__REQUEST__
Find the lines in these entries that include the word "earnings" and state how many there are, with no other words.

## begin SUPPLIED RECORDS

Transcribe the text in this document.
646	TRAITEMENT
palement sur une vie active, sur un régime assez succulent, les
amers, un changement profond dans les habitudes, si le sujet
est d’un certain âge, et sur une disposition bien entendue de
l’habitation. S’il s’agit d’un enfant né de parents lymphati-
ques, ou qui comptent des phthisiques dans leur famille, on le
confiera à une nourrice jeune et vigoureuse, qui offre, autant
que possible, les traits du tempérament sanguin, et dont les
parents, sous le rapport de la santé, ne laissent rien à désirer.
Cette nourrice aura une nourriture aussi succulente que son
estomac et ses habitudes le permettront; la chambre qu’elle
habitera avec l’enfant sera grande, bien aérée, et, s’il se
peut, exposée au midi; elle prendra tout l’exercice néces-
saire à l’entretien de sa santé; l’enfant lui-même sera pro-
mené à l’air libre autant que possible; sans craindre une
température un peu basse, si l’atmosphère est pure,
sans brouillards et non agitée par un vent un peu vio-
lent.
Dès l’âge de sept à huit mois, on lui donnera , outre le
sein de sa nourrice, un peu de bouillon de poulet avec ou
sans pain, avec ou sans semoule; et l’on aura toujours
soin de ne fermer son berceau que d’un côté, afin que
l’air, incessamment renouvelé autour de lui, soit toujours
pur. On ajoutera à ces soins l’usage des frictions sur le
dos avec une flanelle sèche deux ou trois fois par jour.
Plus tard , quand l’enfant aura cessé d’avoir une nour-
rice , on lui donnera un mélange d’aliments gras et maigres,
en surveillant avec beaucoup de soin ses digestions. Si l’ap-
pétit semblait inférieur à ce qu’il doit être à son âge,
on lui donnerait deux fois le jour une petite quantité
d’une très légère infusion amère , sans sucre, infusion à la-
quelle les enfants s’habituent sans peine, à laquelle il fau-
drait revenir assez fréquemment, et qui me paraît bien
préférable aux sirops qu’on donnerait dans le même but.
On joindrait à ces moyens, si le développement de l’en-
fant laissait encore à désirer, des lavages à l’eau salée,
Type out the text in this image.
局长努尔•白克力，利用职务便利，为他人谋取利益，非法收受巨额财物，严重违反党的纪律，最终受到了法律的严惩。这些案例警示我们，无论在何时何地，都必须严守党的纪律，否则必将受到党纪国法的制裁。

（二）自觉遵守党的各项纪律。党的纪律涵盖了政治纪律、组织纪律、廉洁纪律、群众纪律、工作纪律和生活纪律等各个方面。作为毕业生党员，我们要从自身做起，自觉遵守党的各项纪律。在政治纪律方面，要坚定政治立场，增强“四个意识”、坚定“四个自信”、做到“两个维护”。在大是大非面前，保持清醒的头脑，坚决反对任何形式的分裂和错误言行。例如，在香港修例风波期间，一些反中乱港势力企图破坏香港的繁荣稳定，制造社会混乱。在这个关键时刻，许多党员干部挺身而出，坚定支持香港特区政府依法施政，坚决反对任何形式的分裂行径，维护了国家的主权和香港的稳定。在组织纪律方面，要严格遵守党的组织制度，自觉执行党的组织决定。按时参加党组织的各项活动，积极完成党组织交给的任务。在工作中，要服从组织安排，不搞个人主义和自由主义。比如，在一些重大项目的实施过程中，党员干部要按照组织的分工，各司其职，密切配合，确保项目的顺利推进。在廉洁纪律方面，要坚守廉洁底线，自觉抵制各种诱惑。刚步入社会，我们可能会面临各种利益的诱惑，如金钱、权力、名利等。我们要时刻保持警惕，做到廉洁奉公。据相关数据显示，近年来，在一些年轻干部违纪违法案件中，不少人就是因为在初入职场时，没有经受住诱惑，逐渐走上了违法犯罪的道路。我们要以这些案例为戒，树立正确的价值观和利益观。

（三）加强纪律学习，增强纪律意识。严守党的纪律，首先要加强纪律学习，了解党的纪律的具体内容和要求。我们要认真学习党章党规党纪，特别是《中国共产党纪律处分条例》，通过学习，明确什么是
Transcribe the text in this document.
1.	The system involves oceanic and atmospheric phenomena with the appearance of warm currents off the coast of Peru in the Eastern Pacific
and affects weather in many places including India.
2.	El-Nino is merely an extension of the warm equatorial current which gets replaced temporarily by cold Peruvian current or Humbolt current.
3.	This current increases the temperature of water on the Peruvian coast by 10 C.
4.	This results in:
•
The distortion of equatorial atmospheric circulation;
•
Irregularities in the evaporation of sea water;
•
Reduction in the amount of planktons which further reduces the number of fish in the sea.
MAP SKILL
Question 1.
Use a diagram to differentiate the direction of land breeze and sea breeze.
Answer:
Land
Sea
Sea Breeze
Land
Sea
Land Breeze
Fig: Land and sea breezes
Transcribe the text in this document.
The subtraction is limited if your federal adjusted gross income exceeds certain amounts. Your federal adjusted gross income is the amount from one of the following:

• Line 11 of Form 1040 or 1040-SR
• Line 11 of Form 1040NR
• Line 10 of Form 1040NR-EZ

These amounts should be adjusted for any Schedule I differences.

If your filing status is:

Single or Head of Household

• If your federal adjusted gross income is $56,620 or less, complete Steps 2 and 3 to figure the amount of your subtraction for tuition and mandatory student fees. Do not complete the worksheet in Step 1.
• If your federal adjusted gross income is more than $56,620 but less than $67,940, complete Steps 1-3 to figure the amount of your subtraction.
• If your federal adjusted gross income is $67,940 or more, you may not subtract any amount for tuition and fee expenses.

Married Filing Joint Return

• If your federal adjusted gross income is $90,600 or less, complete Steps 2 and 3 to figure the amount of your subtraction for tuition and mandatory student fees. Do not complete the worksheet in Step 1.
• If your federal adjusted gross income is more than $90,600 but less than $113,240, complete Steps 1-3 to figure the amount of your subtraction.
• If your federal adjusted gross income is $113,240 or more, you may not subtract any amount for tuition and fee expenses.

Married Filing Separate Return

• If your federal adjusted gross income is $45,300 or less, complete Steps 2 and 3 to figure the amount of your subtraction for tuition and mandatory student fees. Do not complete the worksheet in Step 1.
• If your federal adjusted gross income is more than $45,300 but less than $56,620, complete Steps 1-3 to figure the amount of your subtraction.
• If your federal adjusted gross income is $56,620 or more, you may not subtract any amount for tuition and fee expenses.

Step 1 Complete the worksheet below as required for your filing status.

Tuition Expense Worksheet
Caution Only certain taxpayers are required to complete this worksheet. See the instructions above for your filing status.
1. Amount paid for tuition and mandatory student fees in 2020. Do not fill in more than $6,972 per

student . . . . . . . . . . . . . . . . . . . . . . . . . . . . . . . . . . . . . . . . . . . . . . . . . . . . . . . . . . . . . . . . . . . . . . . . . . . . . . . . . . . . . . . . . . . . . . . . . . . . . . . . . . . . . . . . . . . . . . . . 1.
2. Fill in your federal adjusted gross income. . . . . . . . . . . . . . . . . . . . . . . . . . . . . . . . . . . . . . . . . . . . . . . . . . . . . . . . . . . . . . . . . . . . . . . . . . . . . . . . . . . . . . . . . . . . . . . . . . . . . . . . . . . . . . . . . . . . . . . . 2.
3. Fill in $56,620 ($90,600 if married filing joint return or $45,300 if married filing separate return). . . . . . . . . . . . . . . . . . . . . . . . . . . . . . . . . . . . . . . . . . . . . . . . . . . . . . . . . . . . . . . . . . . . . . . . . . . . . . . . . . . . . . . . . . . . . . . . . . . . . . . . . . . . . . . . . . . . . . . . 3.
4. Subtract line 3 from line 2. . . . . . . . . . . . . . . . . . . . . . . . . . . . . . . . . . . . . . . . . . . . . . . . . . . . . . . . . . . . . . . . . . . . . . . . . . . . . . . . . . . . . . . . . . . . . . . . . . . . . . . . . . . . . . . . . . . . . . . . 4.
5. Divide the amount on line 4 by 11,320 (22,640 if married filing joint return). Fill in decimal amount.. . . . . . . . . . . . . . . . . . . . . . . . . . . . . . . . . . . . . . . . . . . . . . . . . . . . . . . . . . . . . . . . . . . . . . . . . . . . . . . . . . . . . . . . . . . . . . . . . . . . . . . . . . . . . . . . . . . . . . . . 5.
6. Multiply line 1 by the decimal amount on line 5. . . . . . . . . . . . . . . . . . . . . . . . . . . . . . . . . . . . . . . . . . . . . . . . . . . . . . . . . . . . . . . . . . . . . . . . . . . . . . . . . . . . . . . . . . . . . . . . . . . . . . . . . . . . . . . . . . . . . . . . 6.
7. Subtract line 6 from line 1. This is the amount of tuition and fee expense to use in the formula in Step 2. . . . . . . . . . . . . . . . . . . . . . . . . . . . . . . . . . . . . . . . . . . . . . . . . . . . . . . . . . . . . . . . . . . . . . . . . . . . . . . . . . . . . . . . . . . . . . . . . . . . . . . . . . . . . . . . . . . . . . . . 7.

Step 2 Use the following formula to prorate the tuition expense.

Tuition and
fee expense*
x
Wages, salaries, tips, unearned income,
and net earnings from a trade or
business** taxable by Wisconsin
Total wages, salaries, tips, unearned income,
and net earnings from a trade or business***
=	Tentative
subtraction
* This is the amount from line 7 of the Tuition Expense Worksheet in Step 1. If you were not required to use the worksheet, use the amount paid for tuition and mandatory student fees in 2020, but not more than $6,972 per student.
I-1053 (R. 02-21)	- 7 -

## end SUPPLIED RECORDS

__EXERCISE OUTPUT__
2